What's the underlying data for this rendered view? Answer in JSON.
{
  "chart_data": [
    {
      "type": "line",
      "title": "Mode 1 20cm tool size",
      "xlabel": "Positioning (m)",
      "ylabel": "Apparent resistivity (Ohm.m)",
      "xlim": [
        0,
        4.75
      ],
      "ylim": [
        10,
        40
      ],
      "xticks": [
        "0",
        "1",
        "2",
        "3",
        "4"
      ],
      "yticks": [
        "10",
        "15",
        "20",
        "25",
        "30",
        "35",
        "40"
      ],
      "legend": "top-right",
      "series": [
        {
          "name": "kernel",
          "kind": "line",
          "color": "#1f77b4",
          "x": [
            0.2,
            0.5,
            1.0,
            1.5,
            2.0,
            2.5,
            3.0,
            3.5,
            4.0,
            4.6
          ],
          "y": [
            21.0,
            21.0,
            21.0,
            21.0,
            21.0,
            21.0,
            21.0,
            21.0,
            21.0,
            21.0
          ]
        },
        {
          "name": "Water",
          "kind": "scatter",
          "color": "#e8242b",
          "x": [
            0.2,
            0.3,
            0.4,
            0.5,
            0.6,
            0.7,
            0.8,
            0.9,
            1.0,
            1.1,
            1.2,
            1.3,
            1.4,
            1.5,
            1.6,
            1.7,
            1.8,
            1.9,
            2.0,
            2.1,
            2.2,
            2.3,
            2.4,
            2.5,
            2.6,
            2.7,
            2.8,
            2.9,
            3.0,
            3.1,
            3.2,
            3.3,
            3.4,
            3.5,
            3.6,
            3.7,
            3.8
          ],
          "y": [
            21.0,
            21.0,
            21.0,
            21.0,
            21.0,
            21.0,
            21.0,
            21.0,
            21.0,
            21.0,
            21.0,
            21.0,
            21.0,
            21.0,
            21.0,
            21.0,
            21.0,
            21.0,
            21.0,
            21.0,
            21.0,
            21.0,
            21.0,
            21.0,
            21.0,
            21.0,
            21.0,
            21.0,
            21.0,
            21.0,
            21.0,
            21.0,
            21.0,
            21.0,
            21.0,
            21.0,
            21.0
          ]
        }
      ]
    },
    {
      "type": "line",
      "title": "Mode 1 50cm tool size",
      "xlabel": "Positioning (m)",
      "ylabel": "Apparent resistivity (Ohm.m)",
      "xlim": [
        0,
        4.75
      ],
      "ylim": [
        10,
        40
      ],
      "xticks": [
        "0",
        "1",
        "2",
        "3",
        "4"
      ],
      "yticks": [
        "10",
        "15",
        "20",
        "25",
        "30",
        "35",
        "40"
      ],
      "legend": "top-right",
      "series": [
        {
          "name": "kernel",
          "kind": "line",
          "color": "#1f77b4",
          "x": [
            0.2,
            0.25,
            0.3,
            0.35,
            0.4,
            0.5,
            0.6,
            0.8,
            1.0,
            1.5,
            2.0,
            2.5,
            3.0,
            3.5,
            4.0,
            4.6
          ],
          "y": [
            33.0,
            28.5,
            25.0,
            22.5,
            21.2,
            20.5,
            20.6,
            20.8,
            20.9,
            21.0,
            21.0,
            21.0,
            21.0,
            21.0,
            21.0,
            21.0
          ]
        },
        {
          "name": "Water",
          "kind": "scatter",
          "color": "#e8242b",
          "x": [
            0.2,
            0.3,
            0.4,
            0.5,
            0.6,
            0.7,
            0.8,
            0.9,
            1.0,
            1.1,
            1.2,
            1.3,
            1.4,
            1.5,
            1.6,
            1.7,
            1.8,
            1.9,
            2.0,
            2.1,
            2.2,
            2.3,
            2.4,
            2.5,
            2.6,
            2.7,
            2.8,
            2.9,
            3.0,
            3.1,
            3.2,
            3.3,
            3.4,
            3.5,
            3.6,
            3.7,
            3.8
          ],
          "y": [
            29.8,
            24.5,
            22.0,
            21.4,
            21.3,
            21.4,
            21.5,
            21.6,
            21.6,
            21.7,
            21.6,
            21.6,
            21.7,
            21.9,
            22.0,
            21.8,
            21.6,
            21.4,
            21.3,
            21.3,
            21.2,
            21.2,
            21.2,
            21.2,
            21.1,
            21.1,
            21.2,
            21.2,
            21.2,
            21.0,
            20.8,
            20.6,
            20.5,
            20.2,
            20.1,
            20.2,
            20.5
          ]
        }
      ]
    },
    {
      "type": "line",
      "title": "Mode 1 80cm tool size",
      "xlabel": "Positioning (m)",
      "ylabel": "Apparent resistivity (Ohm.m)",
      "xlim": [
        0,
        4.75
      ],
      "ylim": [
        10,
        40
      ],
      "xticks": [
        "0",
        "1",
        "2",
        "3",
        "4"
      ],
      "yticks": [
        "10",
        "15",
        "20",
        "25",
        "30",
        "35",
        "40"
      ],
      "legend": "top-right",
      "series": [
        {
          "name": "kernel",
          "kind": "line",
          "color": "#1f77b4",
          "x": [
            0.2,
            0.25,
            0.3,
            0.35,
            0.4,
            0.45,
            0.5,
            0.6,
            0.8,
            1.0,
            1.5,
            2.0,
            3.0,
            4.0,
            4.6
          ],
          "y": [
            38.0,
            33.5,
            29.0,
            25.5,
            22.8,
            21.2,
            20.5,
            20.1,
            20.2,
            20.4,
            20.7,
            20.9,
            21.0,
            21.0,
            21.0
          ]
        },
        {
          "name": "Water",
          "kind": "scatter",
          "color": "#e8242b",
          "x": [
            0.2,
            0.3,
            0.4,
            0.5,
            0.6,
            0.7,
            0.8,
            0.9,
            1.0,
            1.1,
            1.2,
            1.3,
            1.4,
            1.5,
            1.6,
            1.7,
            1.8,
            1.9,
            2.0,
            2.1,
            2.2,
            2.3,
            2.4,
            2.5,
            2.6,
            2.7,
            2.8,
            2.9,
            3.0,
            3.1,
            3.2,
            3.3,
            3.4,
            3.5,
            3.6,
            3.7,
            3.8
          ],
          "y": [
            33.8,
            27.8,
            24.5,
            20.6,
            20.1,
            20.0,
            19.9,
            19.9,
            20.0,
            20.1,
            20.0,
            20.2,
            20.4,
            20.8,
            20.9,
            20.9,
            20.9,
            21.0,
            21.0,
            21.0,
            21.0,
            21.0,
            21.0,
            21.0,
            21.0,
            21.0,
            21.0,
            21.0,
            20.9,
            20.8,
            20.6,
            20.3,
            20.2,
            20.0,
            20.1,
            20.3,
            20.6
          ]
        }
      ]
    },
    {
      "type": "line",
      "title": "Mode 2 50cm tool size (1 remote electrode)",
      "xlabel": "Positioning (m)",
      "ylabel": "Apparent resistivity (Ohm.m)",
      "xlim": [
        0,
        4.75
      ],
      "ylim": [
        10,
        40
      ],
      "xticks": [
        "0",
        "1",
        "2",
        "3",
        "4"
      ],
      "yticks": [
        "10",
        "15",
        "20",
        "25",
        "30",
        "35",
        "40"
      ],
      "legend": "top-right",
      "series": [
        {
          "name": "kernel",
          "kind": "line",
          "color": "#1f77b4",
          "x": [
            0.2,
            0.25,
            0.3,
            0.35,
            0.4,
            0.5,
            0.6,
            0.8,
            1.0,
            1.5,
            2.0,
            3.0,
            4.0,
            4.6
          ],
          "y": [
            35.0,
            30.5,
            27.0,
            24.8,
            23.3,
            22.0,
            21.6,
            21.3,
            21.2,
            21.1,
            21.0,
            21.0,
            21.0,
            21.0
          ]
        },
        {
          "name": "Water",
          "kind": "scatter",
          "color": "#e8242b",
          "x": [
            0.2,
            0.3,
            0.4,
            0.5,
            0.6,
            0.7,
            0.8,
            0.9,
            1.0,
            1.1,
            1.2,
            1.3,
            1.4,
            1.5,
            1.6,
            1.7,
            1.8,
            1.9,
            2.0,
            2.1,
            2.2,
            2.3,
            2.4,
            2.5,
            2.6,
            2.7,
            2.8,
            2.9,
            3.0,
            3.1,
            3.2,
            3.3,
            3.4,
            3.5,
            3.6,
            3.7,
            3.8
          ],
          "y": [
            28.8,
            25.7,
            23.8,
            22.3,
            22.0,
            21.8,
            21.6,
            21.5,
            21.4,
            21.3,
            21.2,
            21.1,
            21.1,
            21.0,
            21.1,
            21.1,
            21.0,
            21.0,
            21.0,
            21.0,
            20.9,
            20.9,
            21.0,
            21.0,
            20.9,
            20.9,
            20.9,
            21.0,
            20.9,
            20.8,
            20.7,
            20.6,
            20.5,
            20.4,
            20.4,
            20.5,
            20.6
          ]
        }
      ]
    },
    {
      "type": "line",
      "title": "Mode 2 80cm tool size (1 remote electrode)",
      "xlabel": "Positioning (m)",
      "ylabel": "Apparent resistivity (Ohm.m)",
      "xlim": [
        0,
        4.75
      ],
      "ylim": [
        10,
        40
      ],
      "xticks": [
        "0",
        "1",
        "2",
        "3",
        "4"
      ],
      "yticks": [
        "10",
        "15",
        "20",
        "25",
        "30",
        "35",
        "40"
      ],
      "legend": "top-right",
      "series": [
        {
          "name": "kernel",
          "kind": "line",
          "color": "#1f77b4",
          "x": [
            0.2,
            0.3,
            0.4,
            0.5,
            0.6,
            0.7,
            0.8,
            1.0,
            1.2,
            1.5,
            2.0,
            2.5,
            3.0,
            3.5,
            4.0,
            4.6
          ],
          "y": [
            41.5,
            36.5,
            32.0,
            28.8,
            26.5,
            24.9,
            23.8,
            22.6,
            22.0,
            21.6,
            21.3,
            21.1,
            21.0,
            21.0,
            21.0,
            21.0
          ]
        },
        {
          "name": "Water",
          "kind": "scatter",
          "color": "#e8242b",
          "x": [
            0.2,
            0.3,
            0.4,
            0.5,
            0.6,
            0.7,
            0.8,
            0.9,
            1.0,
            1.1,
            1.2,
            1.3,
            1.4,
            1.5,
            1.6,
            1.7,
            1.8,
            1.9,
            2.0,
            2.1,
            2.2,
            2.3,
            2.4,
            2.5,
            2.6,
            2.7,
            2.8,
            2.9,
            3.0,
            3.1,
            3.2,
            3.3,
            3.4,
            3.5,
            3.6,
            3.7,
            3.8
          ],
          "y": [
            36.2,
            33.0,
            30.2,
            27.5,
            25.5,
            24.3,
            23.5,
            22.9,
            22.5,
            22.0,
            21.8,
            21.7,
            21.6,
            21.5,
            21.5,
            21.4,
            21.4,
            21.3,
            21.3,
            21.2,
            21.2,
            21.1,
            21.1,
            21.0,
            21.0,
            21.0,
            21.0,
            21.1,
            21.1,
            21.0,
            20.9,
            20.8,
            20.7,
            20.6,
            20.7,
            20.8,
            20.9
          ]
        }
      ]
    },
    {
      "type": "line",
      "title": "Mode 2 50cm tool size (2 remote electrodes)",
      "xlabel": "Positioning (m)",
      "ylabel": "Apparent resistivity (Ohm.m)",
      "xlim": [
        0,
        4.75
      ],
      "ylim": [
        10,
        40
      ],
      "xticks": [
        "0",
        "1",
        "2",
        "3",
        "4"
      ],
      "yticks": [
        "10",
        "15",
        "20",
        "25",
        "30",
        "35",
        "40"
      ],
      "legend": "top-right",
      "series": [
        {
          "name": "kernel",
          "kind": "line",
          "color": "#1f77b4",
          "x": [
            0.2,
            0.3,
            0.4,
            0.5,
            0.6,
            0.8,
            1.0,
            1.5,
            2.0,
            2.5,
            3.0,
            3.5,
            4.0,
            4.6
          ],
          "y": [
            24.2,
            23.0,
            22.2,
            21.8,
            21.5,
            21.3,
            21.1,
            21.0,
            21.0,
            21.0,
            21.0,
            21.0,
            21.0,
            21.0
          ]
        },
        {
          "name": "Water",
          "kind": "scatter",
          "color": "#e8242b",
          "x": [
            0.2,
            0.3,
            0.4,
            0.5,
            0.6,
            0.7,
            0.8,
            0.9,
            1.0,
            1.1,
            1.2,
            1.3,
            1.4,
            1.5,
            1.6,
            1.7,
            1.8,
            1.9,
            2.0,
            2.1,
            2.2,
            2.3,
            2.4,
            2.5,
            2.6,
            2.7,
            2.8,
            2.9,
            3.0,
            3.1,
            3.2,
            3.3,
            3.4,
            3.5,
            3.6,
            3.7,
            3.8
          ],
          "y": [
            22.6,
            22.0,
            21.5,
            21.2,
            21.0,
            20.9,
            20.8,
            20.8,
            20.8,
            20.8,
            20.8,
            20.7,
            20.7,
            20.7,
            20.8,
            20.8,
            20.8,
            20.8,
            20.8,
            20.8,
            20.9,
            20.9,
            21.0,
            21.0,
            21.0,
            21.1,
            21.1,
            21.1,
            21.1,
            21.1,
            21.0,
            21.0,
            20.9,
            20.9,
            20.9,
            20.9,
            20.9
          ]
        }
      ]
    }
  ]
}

• _TASK REQUIREMENTS_: Report how many lines of the listing above include the word "remote". Say nothing but the number.

• _THE ANSWER_: 3